**Work instructions**
Retype each entry below exactly as it stands.

**Data provided**
—————
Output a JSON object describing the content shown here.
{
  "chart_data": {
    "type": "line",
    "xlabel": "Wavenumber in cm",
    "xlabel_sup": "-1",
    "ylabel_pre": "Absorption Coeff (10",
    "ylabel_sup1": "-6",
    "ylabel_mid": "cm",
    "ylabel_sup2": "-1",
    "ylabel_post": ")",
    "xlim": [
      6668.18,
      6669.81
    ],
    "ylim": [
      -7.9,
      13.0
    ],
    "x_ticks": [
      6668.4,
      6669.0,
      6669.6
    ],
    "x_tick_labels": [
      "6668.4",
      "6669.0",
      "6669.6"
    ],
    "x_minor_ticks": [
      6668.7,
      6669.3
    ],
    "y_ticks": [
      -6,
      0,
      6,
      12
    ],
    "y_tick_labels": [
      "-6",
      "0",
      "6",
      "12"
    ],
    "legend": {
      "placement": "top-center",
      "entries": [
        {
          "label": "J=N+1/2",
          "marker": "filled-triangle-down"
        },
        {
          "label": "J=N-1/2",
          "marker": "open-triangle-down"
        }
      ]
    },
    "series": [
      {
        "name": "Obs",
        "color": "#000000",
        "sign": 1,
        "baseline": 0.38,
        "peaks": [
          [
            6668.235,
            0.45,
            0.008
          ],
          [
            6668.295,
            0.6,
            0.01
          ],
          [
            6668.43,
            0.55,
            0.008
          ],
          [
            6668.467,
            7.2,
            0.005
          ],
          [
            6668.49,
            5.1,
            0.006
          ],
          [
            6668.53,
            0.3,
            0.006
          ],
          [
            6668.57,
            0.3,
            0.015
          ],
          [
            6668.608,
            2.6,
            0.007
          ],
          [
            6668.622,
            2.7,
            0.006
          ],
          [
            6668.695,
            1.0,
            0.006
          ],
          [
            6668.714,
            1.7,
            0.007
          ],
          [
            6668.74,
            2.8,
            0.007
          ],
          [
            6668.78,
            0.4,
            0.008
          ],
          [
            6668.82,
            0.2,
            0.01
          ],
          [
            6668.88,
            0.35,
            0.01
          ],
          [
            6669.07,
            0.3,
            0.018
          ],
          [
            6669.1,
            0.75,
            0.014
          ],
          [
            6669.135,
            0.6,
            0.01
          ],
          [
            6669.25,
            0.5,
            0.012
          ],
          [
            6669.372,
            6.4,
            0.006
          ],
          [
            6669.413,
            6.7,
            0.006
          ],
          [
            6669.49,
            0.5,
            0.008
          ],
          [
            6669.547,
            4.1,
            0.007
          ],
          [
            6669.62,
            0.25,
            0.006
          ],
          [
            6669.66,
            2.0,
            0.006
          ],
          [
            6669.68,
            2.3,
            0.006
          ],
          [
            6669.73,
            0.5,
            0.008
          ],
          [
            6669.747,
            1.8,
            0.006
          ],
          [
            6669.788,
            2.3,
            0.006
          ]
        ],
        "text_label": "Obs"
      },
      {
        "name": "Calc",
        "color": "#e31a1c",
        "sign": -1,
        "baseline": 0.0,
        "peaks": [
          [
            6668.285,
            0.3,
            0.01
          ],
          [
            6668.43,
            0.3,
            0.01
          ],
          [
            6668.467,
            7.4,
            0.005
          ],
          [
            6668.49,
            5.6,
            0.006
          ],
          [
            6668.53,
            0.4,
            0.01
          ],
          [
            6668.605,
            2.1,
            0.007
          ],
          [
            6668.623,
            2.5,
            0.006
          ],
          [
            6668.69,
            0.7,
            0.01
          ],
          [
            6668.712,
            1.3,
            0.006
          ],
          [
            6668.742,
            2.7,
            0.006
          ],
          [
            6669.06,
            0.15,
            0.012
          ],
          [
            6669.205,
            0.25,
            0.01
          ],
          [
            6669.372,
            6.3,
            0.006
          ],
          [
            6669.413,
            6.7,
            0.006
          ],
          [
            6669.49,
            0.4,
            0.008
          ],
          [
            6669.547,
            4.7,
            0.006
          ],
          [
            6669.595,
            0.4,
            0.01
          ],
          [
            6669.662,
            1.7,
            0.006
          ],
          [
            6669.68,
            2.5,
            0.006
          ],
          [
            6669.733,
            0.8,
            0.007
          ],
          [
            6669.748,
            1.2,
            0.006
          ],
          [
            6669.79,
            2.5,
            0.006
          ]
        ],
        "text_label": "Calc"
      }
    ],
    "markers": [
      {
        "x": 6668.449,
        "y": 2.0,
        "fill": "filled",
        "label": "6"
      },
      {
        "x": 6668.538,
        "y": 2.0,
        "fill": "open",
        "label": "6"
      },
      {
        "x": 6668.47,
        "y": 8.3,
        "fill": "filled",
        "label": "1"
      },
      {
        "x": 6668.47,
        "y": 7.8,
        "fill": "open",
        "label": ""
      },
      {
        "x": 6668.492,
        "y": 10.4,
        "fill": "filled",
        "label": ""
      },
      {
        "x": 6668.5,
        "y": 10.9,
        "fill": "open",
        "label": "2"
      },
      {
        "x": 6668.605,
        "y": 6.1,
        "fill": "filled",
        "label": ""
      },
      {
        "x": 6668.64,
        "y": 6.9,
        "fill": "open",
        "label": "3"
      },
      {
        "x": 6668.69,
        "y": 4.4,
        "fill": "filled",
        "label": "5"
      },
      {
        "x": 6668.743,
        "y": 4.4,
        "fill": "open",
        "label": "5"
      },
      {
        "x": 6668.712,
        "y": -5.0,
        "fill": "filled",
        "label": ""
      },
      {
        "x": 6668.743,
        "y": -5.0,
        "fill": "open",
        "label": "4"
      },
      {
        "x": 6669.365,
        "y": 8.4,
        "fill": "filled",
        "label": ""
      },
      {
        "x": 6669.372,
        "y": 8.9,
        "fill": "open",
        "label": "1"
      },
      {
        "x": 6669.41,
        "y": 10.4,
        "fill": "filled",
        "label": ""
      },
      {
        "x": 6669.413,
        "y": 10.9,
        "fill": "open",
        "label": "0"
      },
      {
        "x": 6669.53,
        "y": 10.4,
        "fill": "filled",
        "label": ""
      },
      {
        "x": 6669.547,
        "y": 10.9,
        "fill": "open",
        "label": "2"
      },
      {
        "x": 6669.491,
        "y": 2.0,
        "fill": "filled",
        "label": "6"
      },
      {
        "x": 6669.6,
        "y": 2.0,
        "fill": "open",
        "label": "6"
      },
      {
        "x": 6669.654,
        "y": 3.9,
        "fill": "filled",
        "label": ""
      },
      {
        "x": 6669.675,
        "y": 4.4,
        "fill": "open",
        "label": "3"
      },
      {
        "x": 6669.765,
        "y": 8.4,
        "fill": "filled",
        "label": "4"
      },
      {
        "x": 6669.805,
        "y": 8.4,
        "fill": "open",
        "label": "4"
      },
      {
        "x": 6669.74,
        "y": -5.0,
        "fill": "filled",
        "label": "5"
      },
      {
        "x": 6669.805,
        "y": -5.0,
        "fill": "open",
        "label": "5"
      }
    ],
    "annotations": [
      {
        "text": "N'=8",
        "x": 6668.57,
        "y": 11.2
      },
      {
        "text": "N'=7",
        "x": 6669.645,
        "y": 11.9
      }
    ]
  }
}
—————
**Answer to this problem**
Output a JSON object describing the content shown here.
{
  "chart_data": {
    "type": "line",
    "xlabel": "Wavenumber in cm",
    "xlabel_sup": "-1",
    "ylabel_pre": "Absorption Coeff (10",
    "ylabel_sup1": "-6",
    "ylabel_mid": "cm",
    "ylabel_sup2": "-1",
    "ylabel_post": ")",
    "xlim": [
      6668.18,
      6669.81
    ],
    "ylim": [
      -7.9,
      13.0
    ],
    "x_ticks": [
      6668.4,
      6669.0,
      6669.6
    ],
    "x_tick_labels": [
      "6668.4",
      "6669.0",
      "6669.6"
    ],
    "x_minor_ticks": [
      6668.7,
      6669.3
    ],
    "y_ticks": [
      -6,
      0,
      6,
      12
    ],
    "y_tick_labels": [
      "-6",
      "0",
      "6",
      "12"
    ],
    "legend": {
      "placement": "top-center",
      "entries": [
        {
          "label": "J=N+1/2",
          "marker": "filled-triangle-down"
        },
        {
          "label": "J=N-1/2",
          "marker": "open-triangle-down"
        }
      ]
    },
    "series": [
      {
        "name": "Obs",
        "color": "#000000",
        "sign": 1,
        "baseline": 0.38,
        "peaks": [
          [
            6668.235,
            0.45,
            0.008
          ],
          [
            6668.295,
            0.6,
            0.01
          ],
          [
            6668.43,
            0.55,
            0.008
          ],
          [
            6668.467,
            7.2,
            0.005
          ],
          [
            6668.49,
            5.1,
            0.006
          ],
          [
            6668.53,
            0.3,
            0.006
          ],
          [
            6668.57,
            0.3,
            0.015
          ],
          [
            6668.608,
            2.6,
            0.007
          ],
          [
            6668.622,
            2.7,
            0.006
          ],
          [
            6668.695,
            1.0,
            0.006
          ],
          [
            6668.714,
            1.7,
            0.007
          ],
          [
            6668.74,
            2.8,
            0.007
          ],
          [
            6668.78,
            0.4,
            0.008
          ],
          [
            6668.82,
            0.2,
            0.01
          ],
          [
            6668.88,
            0.35,
            0.01
          ],
          [
            6669.07,
            0.3,
            0.018
          ],
          [
            6669.1,
            0.75,
            0.014
          ],
          [
            6669.135,
            0.6,
            0.01
          ],
          [
            6669.25,
            0.5,
            0.012
          ],
          [
            6669.372,
            6.4,
            0.006
          ],
          [
            6669.413,
            6.7,
            0.006
          ],
          [
            6669.49,
            0.5,
            0.008
          ],
          [
            6669.547,
            4.1,
            0.007
          ],
          [
            6669.62,
            0.25,
            0.006
          ],
          [
            6669.66,
            2.0,
            0.006
          ],
          [
            6669.68,
            2.3,
            0.006
          ],
          [
            6669.73,
            0.5,
            0.008
          ],
          [
            6669.747,
            1.8,
            0.006
          ],
          [
            6669.788,
            2.3,
            0.006
          ]
        ],
        "text_label": "Obs"
      },
      {
        "name": "Calc",
        "color": "#e31a1c",
        "sign": -1,
        "baseline": 0.0,
        "peaks": [
          [
            6668.285,
            0.3,
            0.01
          ],
          [
            6668.43,
            0.3,
            0.01
          ],
          [
            6668.467,
            7.4,
            0.005
          ],
          [
            6668.49,
            5.6,
            0.006
          ],
          [
            6668.53,
            0.4,
            0.01
          ],
          [
            6668.605,
            2.1,
            0.007
          ],
          [
            6668.623,
            2.5,
            0.006
          ],
          [
            6668.69,
            0.7,
            0.01
          ],
          [
            6668.712,
            1.3,
            0.006
          ],
          [
            6668.742,
            2.7,
            0.006
          ],
          [
            6669.06,
            0.15,
            0.012
          ],
          [
            6669.205,
            0.25,
            0.01
          ],
          [
            6669.372,
            6.3,
            0.006
          ],
          [
            6669.413,
            6.7,
            0.006
          ],
          [
            6669.49,
            0.4,
            0.008
          ],
          [
            6669.547,
            4.7,
            0.006
          ],
          [
            6669.595,
            0.4,
            0.01
          ],
          [
            6669.662,
            1.7,
            0.006
          ],
          [
            6669.68,
            2.5,
            0.006
          ],
          [
            6669.733,
            0.8,
            0.007
          ],
          [
            6669.748,
            1.2,
            0.006
          ],
          [
            6669.79,
            2.5,
            0.006
          ]
        ],
        "text_label": "Calc"
      }
    ],
    "markers": [
      {
        "x": 6668.449,
        "y": 2.0,
        "fill": "filled",
        "label": "6"
      },
      {
        "x": 6668.538,
        "y": 2.0,
        "fill": "open",
        "label": "6"
      },
      {
        "x": 6668.47,
        "y": 8.3,
        "fill": "filled",
        "label": "1"
      },
      {
        "x": 6668.47,
        "y": 7.8,
        "fill": "open",
        "label": ""
      },
      {
        "x": 6668.492,
        "y": 10.4,
        "fill": "filled",
        "label": ""
      },
      {
        "x": 6668.5,
        "y": 10.9,
        "fill": "open",
        "label": "2"
      },
      {
        "x": 6668.605,
        "y": 6.1,
        "fill": "filled",
        "label": ""
      },
      {
        "x": 6668.64,
        "y": 6.9,
        "fill": "open",
        "label": "3"
      },
      {
        "x": 6668.69,
        "y": 4.4,
        "fill": "filled",
        "label": "5"
      },
      {
        "x": 6668.743,
        "y": 4.4,
        "fill": "open",
        "label": "5"
      },
      {
        "x": 6668.712,
        "y": -5.0,
        "fill": "filled",
        "label": ""
      },
      {
        "x": 6668.743,
        "y": -5.0,
        "fill": "open",
        "label": "4"
      },
      {
        "x": 6669.365,
        "y": 8.4,
        "fill": "filled",
        "label": ""
      },
      {
        "x": 6669.372,
        "y": 8.9,
        "fill": "open",
        "label": "1"
      },
      {
        "x": 6669.41,
        "y": 10.4,
        "fill": "filled",
        "label": ""
      },
      {
        "x": 6669.413,
        "y": 10.9,
        "fill": "open",
        "label": "0"
      },
      {
        "x": 6669.53,
        "y": 10.4,
        "fill": "filled",
        "label": ""
      },
      {
        "x": 6669.547,
        "y": 10.9,
        "fill": "open",
        "label": "2"
      },
      {
        "x": 6669.491,
        "y": 2.0,
        "fill": "filled",
        "label": "6"
      },
      {
        "x": 6669.6,
        "y": 2.0,
        "fill": "open",
        "label": "6"
      },
      {
        "x": 6669.654,
        "y": 3.9,
        "fill": "filled",
        "label": ""
      },
      {
        "x": 6669.675,
        "y": 4.4,
        "fill": "open",
        "label": "3"
      },
      {
        "x": 6669.765,
        "y": 8.4,
        "fill": "filled",
        "label": "4"
      },
      {
        "x": 6669.805,
        "y": 8.4,
        "fill": "open",
        "label": "4"
      },
      {
        "x": 6669.74,
        "y": -5.0,
        "fill": "filled",
        "label": "5"
      },
      {
        "x": 6669.805,
        "y": -5.0,
        "fill": "open",
        "label": "5"
      }
    ],
    "annotations": [
      {
        "text": "N'=8",
        "x": 6668.57,
        "y": 11.2
      },
      {
        "text": "N'=7",
        "x": 6669.645,
        "y": 11.9
      }
    ]
  }
}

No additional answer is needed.